**Job**
Go through the material and pull out every line with the string "taper" in it.

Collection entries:

::::

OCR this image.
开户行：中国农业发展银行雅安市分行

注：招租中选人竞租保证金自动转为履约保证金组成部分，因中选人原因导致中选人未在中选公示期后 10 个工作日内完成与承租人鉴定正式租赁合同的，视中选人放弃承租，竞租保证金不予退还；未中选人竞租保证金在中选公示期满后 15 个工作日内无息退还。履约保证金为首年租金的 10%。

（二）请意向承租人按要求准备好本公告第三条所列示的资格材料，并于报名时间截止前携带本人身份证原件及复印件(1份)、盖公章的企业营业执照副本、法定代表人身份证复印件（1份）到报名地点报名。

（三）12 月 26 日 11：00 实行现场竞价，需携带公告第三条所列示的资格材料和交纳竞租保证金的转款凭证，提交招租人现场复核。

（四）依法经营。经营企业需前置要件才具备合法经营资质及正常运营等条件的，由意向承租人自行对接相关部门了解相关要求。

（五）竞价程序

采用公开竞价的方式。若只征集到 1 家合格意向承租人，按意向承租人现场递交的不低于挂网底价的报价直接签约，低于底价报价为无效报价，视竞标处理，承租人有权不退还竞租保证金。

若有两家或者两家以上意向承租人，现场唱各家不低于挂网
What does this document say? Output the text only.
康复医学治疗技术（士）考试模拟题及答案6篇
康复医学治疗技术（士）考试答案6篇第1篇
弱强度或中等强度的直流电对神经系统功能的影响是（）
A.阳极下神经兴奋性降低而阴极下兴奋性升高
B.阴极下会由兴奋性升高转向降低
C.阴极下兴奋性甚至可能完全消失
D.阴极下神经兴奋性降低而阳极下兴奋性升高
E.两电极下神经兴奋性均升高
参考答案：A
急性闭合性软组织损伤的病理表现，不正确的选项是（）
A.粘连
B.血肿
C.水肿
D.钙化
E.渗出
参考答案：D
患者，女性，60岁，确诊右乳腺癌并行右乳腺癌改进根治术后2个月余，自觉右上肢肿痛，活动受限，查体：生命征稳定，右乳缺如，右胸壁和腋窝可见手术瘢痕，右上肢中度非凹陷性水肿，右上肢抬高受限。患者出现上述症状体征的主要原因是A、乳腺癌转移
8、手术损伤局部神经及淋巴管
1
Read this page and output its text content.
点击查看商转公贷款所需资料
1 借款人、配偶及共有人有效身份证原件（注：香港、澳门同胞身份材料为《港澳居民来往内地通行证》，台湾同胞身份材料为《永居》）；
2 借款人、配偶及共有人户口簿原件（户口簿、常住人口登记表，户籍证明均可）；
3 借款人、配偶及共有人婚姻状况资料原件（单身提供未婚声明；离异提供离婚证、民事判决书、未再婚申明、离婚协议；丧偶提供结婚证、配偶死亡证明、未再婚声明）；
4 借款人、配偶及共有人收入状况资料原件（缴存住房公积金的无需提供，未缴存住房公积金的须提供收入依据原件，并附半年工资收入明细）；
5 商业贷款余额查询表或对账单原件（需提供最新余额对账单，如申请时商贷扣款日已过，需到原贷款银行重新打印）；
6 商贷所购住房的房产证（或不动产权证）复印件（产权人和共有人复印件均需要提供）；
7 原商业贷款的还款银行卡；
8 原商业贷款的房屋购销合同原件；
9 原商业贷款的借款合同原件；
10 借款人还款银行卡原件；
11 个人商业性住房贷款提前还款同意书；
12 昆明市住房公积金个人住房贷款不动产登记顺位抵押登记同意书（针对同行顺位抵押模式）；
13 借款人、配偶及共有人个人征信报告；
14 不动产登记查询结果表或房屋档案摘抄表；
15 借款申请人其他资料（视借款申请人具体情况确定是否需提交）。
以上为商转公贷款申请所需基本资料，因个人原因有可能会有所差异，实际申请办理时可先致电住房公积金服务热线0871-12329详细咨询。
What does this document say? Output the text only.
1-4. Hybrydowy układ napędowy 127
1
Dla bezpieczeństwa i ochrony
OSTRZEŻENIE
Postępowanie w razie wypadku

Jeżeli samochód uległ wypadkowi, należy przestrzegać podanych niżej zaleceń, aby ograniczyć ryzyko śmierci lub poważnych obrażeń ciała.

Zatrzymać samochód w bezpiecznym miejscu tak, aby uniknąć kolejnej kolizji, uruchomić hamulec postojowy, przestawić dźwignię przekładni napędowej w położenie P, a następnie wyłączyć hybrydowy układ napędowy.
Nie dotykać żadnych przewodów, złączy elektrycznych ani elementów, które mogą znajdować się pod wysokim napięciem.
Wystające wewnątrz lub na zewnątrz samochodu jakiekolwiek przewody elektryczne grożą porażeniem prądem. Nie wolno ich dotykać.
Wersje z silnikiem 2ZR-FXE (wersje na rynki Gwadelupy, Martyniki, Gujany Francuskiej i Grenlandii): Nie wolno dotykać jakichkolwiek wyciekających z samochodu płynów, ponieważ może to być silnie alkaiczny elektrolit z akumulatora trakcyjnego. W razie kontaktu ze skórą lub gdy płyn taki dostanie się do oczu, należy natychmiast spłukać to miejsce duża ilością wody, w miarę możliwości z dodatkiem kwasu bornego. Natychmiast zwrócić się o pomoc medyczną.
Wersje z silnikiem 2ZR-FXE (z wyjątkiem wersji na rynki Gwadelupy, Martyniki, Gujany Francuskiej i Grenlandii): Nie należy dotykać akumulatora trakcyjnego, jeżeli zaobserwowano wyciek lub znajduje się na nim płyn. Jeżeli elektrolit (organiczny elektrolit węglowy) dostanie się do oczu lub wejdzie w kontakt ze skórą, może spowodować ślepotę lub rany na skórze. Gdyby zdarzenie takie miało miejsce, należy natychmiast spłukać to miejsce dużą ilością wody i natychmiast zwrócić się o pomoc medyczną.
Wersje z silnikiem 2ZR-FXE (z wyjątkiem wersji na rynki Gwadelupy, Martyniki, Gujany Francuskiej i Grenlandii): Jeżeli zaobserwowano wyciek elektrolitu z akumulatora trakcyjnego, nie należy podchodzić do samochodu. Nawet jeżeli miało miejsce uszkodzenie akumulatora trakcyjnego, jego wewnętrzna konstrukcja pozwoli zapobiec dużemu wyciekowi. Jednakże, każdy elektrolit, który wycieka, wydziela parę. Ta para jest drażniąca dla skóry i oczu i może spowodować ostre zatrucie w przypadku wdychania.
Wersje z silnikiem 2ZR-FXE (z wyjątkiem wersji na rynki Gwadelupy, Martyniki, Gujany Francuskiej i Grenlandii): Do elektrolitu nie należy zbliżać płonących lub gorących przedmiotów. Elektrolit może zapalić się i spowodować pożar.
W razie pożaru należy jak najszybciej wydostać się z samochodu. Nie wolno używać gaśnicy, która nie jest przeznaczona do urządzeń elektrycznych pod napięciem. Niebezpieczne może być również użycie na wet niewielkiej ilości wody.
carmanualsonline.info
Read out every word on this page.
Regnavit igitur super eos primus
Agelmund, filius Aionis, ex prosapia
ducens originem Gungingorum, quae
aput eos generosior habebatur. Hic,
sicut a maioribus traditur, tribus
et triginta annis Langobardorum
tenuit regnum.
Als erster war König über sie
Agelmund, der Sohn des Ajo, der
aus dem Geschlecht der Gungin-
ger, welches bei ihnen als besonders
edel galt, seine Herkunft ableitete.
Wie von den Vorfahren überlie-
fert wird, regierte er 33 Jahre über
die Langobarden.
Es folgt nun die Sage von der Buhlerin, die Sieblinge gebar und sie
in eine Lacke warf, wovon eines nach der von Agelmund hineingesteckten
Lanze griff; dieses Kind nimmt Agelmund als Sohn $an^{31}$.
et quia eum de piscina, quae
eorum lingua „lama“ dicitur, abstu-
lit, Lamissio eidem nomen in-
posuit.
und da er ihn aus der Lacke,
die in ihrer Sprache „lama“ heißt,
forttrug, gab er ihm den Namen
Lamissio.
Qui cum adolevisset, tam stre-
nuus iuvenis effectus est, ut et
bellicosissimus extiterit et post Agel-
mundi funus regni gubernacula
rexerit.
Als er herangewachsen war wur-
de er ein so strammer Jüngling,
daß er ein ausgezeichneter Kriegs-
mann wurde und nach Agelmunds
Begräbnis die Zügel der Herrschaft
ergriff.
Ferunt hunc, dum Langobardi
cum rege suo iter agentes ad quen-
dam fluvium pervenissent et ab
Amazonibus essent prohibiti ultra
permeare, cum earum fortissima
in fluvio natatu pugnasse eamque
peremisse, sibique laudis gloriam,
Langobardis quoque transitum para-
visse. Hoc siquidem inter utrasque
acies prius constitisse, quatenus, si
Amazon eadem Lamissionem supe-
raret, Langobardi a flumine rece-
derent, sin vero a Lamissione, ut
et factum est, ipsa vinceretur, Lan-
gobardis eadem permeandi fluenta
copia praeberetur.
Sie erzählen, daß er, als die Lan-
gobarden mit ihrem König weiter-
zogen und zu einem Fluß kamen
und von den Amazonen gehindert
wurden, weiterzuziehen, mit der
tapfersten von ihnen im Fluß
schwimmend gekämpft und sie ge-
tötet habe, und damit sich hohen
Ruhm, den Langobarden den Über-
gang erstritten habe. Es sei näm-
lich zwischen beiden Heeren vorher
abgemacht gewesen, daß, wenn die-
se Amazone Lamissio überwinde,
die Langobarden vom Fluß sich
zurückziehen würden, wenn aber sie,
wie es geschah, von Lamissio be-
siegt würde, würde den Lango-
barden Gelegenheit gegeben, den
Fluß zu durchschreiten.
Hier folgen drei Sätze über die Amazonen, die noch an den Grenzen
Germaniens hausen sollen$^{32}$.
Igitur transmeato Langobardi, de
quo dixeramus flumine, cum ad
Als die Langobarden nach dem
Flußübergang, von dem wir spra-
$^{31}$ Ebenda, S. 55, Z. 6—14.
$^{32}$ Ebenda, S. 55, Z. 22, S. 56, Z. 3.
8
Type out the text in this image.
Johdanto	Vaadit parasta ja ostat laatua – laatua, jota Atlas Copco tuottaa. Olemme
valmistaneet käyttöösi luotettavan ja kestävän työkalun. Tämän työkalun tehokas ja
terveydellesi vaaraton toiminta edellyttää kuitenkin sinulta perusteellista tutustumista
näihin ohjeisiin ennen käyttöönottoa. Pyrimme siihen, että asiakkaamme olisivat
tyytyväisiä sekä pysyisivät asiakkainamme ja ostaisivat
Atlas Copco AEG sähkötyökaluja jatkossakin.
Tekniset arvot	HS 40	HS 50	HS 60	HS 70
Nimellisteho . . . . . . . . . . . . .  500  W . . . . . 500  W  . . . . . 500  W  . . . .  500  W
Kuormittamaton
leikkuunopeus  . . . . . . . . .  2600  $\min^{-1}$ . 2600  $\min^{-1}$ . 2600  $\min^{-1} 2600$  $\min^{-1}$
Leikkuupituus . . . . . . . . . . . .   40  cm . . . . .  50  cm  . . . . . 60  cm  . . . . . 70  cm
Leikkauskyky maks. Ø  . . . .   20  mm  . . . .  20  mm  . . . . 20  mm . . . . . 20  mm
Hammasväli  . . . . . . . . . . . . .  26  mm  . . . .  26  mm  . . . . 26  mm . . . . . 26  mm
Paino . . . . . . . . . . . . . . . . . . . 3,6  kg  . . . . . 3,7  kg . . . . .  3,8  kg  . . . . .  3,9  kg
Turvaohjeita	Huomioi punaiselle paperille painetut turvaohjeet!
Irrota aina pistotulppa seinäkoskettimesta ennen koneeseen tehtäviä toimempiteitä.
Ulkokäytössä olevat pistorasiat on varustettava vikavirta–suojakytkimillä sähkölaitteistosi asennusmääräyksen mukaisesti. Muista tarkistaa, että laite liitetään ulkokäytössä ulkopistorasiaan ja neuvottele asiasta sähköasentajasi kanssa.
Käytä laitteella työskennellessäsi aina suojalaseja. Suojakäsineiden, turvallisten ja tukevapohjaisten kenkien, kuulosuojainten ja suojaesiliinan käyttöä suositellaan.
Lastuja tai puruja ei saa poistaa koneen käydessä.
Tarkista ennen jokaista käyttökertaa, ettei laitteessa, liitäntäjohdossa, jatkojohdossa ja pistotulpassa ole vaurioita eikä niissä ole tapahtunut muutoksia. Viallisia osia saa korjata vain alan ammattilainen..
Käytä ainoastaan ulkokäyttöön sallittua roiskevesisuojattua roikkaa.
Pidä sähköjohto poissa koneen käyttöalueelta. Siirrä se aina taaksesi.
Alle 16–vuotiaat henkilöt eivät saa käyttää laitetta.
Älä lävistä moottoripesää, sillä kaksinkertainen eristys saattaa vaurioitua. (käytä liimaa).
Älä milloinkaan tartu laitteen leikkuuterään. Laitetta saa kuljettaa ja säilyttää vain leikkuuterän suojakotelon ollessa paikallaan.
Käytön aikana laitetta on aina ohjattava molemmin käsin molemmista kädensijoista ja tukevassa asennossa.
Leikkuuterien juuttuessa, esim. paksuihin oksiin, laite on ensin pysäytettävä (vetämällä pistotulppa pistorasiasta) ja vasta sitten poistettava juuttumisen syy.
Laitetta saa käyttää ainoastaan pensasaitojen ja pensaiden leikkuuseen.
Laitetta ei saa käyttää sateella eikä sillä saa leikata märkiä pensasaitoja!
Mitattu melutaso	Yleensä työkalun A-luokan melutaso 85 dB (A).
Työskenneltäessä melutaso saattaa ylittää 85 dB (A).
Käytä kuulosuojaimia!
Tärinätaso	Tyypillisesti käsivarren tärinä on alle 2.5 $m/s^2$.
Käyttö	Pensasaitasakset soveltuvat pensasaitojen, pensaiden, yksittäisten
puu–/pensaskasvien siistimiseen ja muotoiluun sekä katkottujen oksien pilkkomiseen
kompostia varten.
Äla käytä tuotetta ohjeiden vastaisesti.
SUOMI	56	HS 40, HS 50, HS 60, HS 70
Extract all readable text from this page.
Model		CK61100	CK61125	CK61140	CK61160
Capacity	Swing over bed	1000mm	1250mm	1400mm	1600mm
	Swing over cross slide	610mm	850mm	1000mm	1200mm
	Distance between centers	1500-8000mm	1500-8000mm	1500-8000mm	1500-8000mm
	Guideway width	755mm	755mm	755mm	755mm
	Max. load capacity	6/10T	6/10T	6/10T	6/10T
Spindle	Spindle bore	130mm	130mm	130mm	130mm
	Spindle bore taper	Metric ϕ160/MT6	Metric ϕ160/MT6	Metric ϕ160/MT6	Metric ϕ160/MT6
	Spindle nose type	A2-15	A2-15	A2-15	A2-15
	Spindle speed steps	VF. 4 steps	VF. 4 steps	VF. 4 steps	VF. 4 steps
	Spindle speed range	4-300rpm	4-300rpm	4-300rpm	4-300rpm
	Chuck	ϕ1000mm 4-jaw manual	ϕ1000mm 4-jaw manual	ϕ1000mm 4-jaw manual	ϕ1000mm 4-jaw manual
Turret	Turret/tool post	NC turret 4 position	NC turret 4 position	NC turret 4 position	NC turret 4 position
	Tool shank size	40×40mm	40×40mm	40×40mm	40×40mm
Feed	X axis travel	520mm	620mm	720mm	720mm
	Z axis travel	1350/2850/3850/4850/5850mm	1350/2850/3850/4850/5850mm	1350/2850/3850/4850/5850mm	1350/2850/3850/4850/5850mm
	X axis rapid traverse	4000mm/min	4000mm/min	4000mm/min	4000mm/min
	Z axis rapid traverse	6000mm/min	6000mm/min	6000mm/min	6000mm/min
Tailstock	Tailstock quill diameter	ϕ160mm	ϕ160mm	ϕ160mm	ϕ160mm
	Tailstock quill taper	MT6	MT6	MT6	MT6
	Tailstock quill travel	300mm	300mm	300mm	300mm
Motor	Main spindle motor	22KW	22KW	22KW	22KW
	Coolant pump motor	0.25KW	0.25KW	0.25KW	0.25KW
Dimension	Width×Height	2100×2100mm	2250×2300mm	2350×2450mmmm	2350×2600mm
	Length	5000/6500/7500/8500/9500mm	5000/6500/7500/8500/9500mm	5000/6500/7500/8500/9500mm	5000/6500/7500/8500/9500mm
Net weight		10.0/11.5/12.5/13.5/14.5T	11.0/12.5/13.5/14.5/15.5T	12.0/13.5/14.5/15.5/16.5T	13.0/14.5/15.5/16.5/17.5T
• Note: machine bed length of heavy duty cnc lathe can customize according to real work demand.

::::

**The response**
	Spindle bore taper	Metric ϕ160/MT6	Metric ϕ160/MT6	Metric ϕ160/MT6	Metric ϕ160/MT6
	Tailstock quill taper	MT6	MT6	MT6	MT6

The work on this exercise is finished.